== Given task ==
Copy out each line that has "name" in it.

== Data entries ==

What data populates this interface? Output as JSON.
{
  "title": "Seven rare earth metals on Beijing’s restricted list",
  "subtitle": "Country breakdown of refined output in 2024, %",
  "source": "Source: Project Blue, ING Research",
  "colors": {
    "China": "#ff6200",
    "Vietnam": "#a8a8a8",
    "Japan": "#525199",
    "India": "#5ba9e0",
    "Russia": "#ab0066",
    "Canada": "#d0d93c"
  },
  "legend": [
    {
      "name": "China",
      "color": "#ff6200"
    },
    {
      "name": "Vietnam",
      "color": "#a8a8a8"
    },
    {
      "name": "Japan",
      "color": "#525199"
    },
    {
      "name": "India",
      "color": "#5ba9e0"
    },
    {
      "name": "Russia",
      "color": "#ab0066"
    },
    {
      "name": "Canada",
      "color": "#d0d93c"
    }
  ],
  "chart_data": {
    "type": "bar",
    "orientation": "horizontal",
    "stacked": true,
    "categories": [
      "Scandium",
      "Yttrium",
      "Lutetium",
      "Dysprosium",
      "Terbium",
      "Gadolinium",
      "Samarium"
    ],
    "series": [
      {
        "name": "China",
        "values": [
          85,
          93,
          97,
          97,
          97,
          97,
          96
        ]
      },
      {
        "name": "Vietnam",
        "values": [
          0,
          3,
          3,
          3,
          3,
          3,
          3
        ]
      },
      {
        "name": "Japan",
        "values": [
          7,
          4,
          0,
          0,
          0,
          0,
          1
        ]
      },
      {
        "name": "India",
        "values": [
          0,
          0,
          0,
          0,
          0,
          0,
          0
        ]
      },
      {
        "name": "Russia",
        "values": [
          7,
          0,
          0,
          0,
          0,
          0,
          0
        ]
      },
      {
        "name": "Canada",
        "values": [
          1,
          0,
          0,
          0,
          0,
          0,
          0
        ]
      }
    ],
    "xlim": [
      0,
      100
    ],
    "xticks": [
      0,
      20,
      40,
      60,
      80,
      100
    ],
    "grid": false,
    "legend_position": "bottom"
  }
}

== Solution to the exercise ==
      "name": "China",
      "name": "Vietnam",
      "name": "Japan",
      "name": "India",
      "name": "Russia",
      "name": "Canada",
        "name": "China",
        "name": "Vietnam",
        "name": "Japan",
        "name": "India",
        "name": "Russia",
        "name": "Canada",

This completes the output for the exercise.